=== Given text ===

# Feet, feet and more feet



## Amaruq (Aug 29, 2001)

I know my guys love chicken feet. Are duck and turkey feet as good for them as chicken feet? Are they kind of interchangeable or would there be some major differences? I am not even sure I can get duck or turkey feet but I might have some sources but I figured I would ask here first.


----------



## Tbarrios333 (May 31, 2009)

OT I know, but a lot of people in my yahoo raw food group like chix feet.
Why do you feed it? Is it a treat or is it like feeding beef tripe?


----------



## Lauri & The Gang (Jun 28, 2001)

Chicken feet are very high in cartilage - very good for dogs joints.

I would be wary of turkey feet simply because turkeys are older when butchered and the feet might be alot tougher than chix.

Ducks should be younger than turkeys when butchered so I would probably select them over turkey.


----------



## Amaruq (Aug 29, 2001)

Thanks, Lauri. I will keep that in mind.


----------



## Tbarrios333 (May 31, 2009)

Ah, I see, good to know


----------



## aubie (Dec 22, 2008)

I just ordered our first chicken feet. I can't wait to see what the dogs do with them....I already warned DH about the order so he doesn't open up a box and get a scare that I'm starting vodoo or something.


----------



## TANDB (Dec 12, 2005)

I have one dog that likes them and one that won't touch them. I have to say it's a little morbid the first time, watching the dog eating them with finger-like toes hanging out of their mouths


----------



## aubie (Dec 22, 2008)

===

Task requirements. Give each distinct username that heads a post in the forum thread on feeding poultry feet, counting every username once, in order of first appearance.

=== Data records ===

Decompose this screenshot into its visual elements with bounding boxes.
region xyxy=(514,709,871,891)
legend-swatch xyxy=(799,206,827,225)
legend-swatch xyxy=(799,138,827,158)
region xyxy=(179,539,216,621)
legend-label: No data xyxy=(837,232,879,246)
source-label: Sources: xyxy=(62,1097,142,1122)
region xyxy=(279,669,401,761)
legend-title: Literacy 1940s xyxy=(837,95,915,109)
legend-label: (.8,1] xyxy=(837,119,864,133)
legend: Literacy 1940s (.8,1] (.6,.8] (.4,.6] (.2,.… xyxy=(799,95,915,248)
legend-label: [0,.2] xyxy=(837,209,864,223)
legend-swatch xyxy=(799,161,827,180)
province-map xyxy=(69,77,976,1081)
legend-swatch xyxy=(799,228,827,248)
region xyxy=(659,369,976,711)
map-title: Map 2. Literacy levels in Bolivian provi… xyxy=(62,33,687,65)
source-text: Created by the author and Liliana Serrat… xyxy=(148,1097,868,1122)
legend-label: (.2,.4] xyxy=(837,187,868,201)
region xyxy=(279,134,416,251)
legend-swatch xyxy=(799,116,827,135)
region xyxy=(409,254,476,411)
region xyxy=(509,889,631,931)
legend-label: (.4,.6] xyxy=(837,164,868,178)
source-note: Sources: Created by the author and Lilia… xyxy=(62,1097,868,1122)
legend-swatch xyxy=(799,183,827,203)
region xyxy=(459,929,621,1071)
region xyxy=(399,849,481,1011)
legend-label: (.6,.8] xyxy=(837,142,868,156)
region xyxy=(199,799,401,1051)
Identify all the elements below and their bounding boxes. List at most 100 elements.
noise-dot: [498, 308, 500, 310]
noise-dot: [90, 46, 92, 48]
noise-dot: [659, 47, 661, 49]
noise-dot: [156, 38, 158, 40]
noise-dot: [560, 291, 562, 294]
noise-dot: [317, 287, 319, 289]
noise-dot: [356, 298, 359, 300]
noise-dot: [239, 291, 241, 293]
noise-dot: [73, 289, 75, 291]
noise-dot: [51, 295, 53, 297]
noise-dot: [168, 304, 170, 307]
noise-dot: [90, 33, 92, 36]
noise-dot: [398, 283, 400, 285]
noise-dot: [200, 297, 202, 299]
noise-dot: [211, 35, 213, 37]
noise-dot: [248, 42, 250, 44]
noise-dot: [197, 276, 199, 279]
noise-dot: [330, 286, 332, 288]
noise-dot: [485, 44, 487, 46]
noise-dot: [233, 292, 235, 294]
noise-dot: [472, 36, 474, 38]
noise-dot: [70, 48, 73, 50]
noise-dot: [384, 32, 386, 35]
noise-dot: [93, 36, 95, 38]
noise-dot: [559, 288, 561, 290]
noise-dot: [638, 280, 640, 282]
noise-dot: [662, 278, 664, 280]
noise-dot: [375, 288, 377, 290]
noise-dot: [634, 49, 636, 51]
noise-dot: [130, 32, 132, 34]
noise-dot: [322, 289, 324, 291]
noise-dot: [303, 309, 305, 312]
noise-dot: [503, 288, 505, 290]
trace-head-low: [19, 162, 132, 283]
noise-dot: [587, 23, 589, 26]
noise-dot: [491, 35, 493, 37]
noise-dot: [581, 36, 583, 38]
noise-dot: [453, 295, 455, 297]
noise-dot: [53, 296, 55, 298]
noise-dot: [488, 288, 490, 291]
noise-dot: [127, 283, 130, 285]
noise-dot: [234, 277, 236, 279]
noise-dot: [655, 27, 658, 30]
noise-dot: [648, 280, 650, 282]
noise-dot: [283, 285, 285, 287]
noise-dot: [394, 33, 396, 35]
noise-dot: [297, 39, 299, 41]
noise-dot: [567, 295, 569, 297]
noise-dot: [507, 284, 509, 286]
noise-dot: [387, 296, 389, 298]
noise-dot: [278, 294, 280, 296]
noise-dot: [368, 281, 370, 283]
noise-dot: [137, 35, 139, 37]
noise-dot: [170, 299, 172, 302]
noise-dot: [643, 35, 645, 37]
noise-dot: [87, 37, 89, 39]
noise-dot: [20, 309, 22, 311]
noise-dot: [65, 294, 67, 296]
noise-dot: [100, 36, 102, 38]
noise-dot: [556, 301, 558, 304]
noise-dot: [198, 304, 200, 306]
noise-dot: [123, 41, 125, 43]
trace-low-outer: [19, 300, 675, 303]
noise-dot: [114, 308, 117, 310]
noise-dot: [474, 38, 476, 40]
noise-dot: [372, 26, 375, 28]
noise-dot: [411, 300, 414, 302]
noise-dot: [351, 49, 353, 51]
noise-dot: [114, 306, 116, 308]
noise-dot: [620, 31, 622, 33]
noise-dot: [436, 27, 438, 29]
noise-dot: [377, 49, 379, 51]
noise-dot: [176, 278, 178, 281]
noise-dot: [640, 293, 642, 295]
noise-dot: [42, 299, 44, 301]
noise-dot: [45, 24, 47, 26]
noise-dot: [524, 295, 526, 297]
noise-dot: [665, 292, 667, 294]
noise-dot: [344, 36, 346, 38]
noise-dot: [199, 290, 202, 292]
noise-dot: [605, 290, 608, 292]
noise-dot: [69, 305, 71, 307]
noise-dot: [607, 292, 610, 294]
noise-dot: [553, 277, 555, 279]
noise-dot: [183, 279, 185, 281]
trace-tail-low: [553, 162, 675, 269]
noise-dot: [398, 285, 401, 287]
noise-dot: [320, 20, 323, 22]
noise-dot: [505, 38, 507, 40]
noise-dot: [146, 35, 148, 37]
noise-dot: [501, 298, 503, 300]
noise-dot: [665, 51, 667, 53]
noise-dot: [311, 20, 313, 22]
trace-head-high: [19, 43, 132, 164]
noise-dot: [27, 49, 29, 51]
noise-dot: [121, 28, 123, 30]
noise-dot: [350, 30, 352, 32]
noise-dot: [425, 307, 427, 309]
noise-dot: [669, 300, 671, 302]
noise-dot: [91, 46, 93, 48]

===

The answer.
Amaruq
Tbarrios333
Lauri & The Gang
aubie
TANDB